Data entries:
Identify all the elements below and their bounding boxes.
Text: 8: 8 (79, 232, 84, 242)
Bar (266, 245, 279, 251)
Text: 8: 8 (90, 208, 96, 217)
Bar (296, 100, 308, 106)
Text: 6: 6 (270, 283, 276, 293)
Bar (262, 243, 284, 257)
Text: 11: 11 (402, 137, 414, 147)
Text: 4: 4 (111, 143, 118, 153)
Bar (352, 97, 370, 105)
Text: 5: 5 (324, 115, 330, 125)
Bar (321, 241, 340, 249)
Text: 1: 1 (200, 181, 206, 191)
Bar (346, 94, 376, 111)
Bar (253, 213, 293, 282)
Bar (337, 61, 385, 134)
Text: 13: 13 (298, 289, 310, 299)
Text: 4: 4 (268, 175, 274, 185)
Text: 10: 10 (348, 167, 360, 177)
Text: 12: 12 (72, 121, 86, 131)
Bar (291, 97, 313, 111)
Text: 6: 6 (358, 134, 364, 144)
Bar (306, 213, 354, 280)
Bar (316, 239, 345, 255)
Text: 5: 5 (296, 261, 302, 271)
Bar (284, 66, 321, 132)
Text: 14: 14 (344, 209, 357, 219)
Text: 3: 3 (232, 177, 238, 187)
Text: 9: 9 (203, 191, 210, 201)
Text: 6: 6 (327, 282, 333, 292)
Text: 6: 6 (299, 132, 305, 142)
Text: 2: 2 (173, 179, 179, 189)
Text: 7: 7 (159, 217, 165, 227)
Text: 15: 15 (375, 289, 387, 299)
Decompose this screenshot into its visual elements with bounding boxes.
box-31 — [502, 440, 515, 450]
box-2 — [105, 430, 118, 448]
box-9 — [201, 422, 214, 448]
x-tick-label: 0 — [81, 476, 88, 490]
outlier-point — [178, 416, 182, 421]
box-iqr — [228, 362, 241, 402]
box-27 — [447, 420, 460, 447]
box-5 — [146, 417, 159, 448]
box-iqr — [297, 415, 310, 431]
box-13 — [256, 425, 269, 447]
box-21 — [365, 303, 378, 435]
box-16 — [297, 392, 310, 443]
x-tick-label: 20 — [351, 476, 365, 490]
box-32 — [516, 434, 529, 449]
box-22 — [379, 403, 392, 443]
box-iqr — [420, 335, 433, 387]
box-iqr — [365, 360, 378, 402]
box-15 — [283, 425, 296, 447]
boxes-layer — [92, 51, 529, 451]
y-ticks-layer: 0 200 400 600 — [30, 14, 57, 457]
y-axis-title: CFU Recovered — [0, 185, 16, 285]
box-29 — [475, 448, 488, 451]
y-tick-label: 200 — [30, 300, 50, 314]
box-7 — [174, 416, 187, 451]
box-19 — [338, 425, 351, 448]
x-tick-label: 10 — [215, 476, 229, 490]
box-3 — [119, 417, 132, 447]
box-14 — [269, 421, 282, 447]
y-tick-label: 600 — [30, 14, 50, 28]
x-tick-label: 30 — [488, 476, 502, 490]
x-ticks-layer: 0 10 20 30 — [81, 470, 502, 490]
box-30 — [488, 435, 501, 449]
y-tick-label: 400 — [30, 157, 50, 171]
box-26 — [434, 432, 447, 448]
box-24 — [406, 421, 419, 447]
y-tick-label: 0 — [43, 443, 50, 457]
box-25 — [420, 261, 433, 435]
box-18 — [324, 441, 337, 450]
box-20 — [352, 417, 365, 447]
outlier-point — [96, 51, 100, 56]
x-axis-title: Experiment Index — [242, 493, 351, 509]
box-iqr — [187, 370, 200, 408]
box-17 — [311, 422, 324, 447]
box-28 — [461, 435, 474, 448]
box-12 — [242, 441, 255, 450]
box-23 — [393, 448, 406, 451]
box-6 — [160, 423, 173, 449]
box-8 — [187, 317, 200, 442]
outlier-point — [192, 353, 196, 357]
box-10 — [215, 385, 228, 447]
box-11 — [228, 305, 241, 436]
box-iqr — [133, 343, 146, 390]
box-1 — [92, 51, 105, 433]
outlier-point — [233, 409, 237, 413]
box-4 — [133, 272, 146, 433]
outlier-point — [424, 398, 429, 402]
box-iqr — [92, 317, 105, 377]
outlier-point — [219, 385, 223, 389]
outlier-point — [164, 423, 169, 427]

GIVEN TASK: Convert every line of the material above into a Markdown table with two columns, "Row" for a running number and "Line" for the line itself. Omit blank lines.

EXERCISE SOLUTION:
| Row | Line |
|---|---|
| 1 | Identify all the elements below and their bounding boxes. |
| 2 | Text: 8: 8 (79, 232, 84, 242) |
| 3 | Bar (266, 245, 279, 251) |
| 4 | Text: 8: 8 (90, 208, 96, 217) |
| 5 | Bar (296, 100, 308, 106) |
| 6 | Text: 6: 6 (270, 283, 276, 293) |
| 7 | Bar (262, 243, 284, 257) |
| 8 | Text: 11: 11 (402, 137, 414, 147) |
| 9 | Text: 4: 4 (111, 143, 118, 153) |
| 10 | Bar (352, 97, 370, 105) |
| 11 | Text: 5: 5 (324, 115, 330, 125) |
| 12 | Bar (321, 241, 340, 249) |
| 13 | Text: 1: 1 (200, 181, 206, 191) |
| 14 | Bar (346, 94, 376, 111) |
| 15 | Bar (253, 213, 293, 282) |
| 16 | Bar (337, 61, 385, 134) |
| 17 | Text: 13: 13 (298, 289, 310, 299) |
| 18 | Text: 4: 4 (268, 175, 274, 185) |
| 19 | Text: 10: 10 (348, 167, 360, 177) |
| 20 | Text: 12: 12 (72, 121, 86, 131) |
| 21 | Bar (291, 97, 313, 111) |
| 22 | Text: 6: 6 (358, 134, 364, 144) |
| 23 | Bar (306, 213, 354, 280) |
| 24 | Bar (316, 239, 345, 255) |
| 25 | Text: 5: 5 (296, 261, 302, 271) |
| 26 | Bar (284, 66, 321, 132) |
| 27 | Text: 14: 14 (344, 209, 357, 219) |
| 28 | Text: 3: 3 (232, 177, 238, 187) |
| 29 | Text: 9: 9 (203, 191, 210, 201) |
| 30 | Text: 6: 6 (327, 282, 333, 292) |
| 31 | Text: 6: 6 (299, 132, 305, 142) |
| 32 | Text: 2: 2 (173, 179, 179, 189) |
| 33 | Text: 7: 7 (159, 217, 165, 227) |
| 34 | Text: 15: 15 (375, 289, 387, 299) |
| 35 | Decompose this screenshot into its visual elements with bounding boxes. |
| 36 | box-31 — [502, 440, 515, 450] |
| 37 | box-2 — [105, 430, 118, 448] |
| 38 | box-9 — [201, 422, 214, 448] |
| 39 | x-tick-label: 0 — [81, 476, 88, 490] |
| 40 | outlier-point — [178, 416, 182, 421] |
| 41 | box-iqr — [228, 362, 241, 402] |
| 42 | box-27 — [447, 420, 460, 447] |
| 43 | box-5 — [146, 417, 159, 448] |
| 44 | box-iqr — [297, 415, 310, 431] |
| 45 | box-13 — [256, 425, 269, 447] |
| 46 | box-21 — [365, 303, 378, 435] |
| 47 | box-16 — [297, 392, 310, 443] |
| 48 | x-tick-label: 20 — [351, 476, 365, 490] |
| 49 | box-32 — [516, 434, 529, 449] |
| 50 | box-22 — [379, 403, 392, 443] |
| 51 | box-iqr — [420, 335, 433, 387] |
| 52 | box-iqr — [365, 360, 378, 402] |
| 53 | box-15 — [283, 425, 296, 447] |
| 54 | boxes-layer — [92, 51, 529, 451] |
| 55 | y-ticks-layer: 0 200 400 600 — [30, 14, 57, 457] |
| 56 | y-axis-title: CFU Recovered — [0, 185, 16, 285] |
| 57 | box-29 — [475, 448, 488, 451] |
| 58 | y-tick-label: 200 — [30, 300, 50, 314] |
| 59 | box-7 — [174, 416, 187, 451] |
| 60 | box-19 — [338, 425, 351, 448] |
| 61 | x-tick-label: 10 — [215, 476, 229, 490] |
| 62 | box-3 — [119, 417, 132, 447] |
| 63 | box-14 — [269, 421, 282, 447] |
| 64 | y-tick-label: 600 — [30, 14, 50, 28] |
| 65 | x-tick-label: 30 — [488, 476, 502, 490] |
| 66 | x-ticks-layer: 0 10 20 30 — [81, 470, 502, 490] |
| 67 | box-30 — [488, 435, 501, 449] |
| 68 | y-tick-label: 400 — [30, 157, 50, 171] |
| 69 | box-26 — [434, 432, 447, 448] |
| 70 | box-24 — [406, 421, 419, 447] |
| 71 | y-tick-label: 0 — [43, 443, 50, 457] |
| 72 | box-25 — [420, 261, 433, 435] |
| 73 | box-18 — [324, 441, 337, 450] |
| 74 | box-20 — [352, 417, 365, 447] |
| 75 | outlier-point — [96, 51, 100, 56] |
| 76 | x-axis-title: Experiment Index — [242, 493, 351, 509] |
| 77 | box-iqr — [187, 370, 200, 408] |
| 78 | box-17 — [311, 422, 324, 447] |
| 79 | box-28 — [461, 435, 474, 448] |
| 80 | box-12 — [242, 441, 255, 450] |
| 81 | box-23 — [393, 448, 406, 451] |
| 82 | box-6 — [160, 423, 173, 449] |
| 83 | box-8 — [187, 317, 200, 442] |
| 84 | outlier-point — [192, 353, 196, 357] |
| 85 | box-10 — [215, 385, 228, 447] |
| 86 | box-11 — [228, 305, 241, 436] |
| 87 | box-iqr — [133, 343, 146, 390] |
| 88 | box-1 — [92, 51, 105, 433] |
| 89 | outlier-point — [233, 409, 237, 413] |
| 90 | box-4 — [133, 272, 146, 433] |
| 91 | outlier-point — [424, 398, 429, 402] |
| 92 | box-iqr — [92, 317, 105, 377] |
| 93 | outlier-point — [219, 385, 223, 389] |
| 94 | outlier-point — [164, 423, 169, 427] |